Which lines below hold the word "Jonuta"? Report each one.
# # #
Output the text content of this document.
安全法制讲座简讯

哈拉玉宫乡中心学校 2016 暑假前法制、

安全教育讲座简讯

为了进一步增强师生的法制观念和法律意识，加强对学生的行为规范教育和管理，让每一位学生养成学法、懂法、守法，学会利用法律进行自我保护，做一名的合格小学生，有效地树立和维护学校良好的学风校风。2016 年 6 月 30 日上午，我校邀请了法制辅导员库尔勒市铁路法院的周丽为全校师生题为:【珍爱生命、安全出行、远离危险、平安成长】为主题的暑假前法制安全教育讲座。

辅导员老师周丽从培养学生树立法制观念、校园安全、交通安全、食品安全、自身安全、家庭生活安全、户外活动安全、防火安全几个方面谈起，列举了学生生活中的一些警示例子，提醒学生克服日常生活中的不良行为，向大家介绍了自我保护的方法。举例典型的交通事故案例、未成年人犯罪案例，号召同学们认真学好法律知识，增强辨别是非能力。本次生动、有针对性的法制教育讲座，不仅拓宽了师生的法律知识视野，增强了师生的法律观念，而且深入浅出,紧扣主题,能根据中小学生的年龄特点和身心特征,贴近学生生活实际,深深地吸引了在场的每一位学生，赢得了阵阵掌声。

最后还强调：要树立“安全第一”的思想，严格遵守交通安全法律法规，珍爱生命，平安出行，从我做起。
# # #
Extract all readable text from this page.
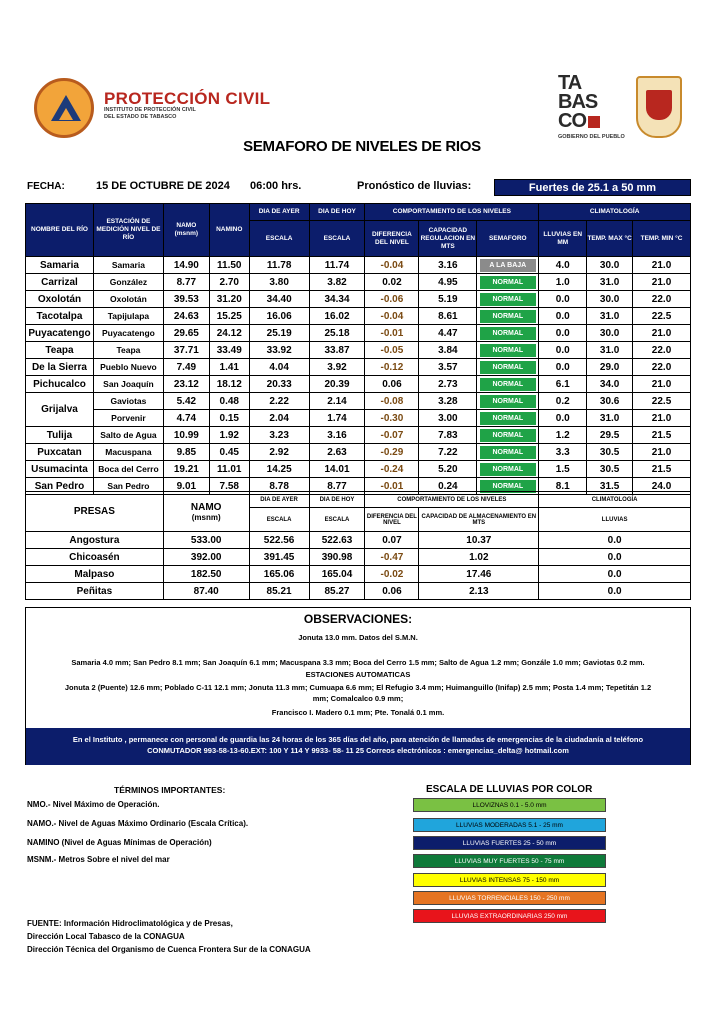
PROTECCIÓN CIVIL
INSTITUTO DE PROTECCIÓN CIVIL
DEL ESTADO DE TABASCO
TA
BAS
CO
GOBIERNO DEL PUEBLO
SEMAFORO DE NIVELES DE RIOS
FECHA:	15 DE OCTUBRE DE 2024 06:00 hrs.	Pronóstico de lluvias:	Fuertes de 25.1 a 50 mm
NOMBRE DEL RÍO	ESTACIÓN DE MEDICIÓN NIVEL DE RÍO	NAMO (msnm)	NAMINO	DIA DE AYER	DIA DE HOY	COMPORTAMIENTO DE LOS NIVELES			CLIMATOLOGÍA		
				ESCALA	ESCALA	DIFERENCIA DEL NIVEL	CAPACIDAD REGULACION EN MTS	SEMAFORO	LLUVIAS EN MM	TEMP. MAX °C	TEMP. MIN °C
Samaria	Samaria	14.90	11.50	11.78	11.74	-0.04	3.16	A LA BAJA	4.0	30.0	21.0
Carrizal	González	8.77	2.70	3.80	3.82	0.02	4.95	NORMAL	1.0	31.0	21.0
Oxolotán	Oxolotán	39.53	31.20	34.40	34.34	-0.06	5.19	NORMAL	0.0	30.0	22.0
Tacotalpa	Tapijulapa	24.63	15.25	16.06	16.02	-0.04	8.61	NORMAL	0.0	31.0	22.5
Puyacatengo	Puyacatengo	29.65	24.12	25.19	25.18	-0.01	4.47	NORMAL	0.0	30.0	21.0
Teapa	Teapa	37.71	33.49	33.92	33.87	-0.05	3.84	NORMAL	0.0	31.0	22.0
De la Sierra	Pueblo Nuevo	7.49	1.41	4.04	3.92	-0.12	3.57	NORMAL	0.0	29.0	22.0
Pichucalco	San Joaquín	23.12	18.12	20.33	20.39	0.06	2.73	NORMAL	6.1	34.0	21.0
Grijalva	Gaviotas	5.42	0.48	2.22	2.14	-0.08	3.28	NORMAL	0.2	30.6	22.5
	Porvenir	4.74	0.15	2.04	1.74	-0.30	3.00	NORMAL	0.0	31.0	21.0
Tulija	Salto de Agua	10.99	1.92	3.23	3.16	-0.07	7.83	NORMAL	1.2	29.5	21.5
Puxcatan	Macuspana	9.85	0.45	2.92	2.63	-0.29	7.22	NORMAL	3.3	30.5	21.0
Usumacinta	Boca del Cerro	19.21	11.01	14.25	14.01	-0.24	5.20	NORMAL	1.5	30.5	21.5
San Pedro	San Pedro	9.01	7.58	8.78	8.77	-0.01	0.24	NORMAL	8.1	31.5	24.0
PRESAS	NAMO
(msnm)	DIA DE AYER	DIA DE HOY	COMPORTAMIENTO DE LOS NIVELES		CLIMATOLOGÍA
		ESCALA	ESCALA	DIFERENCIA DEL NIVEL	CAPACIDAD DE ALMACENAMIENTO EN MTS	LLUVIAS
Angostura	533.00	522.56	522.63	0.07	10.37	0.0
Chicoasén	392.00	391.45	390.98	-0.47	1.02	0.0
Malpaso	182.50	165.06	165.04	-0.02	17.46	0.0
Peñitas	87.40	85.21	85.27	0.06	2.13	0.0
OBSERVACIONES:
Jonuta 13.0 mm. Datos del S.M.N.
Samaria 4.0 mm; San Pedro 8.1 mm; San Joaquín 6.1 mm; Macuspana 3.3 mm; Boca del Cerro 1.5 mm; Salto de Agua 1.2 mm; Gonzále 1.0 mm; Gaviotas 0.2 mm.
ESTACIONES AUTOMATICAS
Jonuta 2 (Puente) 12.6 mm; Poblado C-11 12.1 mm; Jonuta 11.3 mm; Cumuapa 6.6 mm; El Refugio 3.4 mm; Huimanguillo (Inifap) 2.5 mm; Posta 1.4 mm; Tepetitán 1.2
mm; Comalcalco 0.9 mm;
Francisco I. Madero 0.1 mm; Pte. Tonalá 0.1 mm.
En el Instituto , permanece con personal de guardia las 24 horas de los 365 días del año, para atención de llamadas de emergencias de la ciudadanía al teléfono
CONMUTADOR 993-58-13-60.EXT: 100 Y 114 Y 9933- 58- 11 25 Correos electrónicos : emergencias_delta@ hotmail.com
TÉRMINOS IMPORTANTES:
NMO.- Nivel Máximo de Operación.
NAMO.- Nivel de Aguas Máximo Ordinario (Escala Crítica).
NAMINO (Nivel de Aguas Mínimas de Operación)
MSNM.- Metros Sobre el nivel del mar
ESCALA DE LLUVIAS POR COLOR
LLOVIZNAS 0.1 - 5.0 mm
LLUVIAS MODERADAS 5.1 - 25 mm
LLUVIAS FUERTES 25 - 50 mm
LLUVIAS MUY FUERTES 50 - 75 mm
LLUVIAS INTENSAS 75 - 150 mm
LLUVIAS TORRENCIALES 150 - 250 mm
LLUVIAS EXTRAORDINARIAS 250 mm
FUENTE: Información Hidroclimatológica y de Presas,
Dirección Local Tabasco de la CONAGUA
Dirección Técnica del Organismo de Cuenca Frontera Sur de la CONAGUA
# # #
_Response to this exercise:_
Jonuta 13.0 mm. Datos del S.M.N.
Jonuta 2 (Puente) 12.6 mm; Poblado C-11 12.1 mm; Jonuta 11.3 mm; Cumuapa 6.6 mm; El Refugio 3.4 mm; Huimanguillo (Inifap) 2.5 mm; Posta 1.4 mm; Tepetitán 1.2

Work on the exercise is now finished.